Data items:
[start]

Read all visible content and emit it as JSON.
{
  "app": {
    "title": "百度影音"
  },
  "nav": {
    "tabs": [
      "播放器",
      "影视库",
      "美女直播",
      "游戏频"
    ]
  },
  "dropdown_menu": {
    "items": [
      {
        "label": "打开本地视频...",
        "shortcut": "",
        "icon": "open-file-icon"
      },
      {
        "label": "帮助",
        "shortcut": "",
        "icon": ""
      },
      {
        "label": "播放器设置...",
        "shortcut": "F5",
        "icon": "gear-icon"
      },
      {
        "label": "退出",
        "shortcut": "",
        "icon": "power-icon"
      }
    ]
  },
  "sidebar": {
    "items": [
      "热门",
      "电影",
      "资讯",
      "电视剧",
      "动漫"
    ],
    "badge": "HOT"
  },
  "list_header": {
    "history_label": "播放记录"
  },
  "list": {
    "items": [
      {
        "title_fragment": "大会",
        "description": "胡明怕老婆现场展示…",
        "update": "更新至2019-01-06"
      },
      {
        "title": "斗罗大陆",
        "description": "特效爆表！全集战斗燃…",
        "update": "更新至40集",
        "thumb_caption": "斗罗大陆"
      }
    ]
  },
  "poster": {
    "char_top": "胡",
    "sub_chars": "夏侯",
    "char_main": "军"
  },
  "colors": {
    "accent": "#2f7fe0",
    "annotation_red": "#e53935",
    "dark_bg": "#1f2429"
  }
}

[end]

• **Goal**: Search the listing for the word "icon" and return each line that holds it.

• **Solution to this task**:
        "icon": "open-file-icon"
        "icon": ""
        "icon": "gear-icon"
        "icon": "power-icon"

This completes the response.